_What to produce_:
From the entries below, please gather each line containing the string "icon".

_Record list_:
·····

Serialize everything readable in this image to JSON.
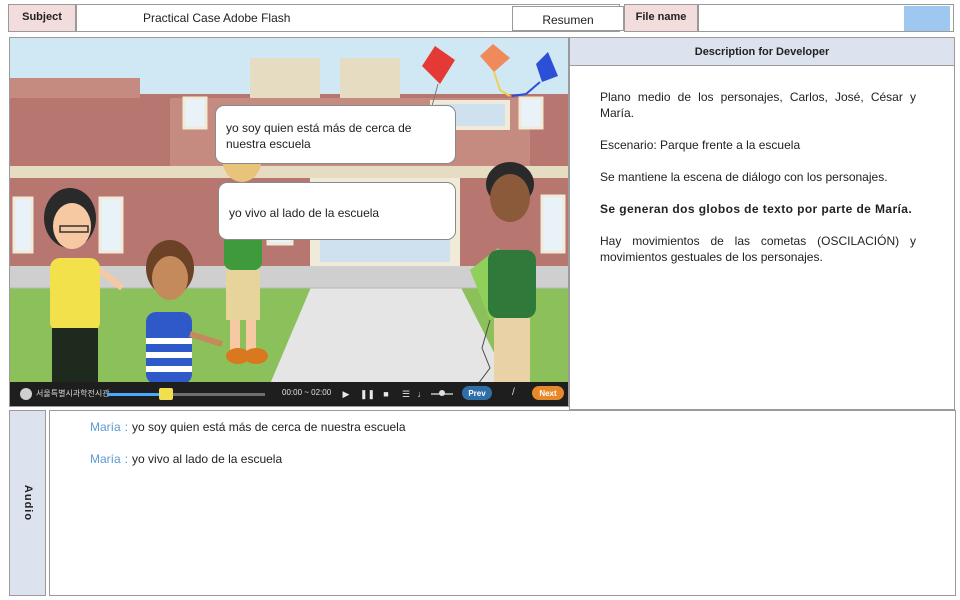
{
  "header": {
    "subject_label": "Subject",
    "title": "Practical Case Adobe Flash",
    "resumen_label": "Resumen",
    "file_name_label": "File name",
    "file_name_value": "",
    "swatch_color": "#9fc8f0"
  },
  "scene": {
    "bubbles": [
      "yo soy quien está más de cerca de nuestra escuela",
      "yo vivo al lado de la escuela"
    ],
    "player": {
      "organization": "서울특별시과학전시관",
      "time": "00:00 ~ 02:00",
      "progress": 0.38,
      "prev_label": "Prev",
      "separator": "/",
      "next_label": "Next",
      "controls": [
        "play-icon",
        "pause-icon",
        "stop-icon",
        "menu-icon",
        "volume-icon"
      ]
    }
  },
  "description": {
    "title": "Description for Developer",
    "paragraphs": [
      "Plano medio de los personajes, Carlos, José, César y María.",
      "Escenario: Parque frente a la escuela",
      "Se mantiene la escena de diálogo con los personajes.",
      "Se generan dos globos de texto por parte de María.",
      "Hay movimientos de las cometas (OSCILACIÓN) y movimientos gestuales de los personajes."
    ]
  },
  "audio": {
    "label": "Audio",
    "lines": [
      {
        "speaker": "María",
        "text": "yo soy quien está más de cerca de nuestra escuela"
      },
      {
        "speaker": "María",
        "text": "yo vivo al lado de la escuela"
      }
    ],
    "speaker_color": "#5b9bd5"
  }
}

·····

_Completed task_:
        "play-icon",
        "pause-icon",
        "stop-icon",
        "menu-icon",
        "volume-icon"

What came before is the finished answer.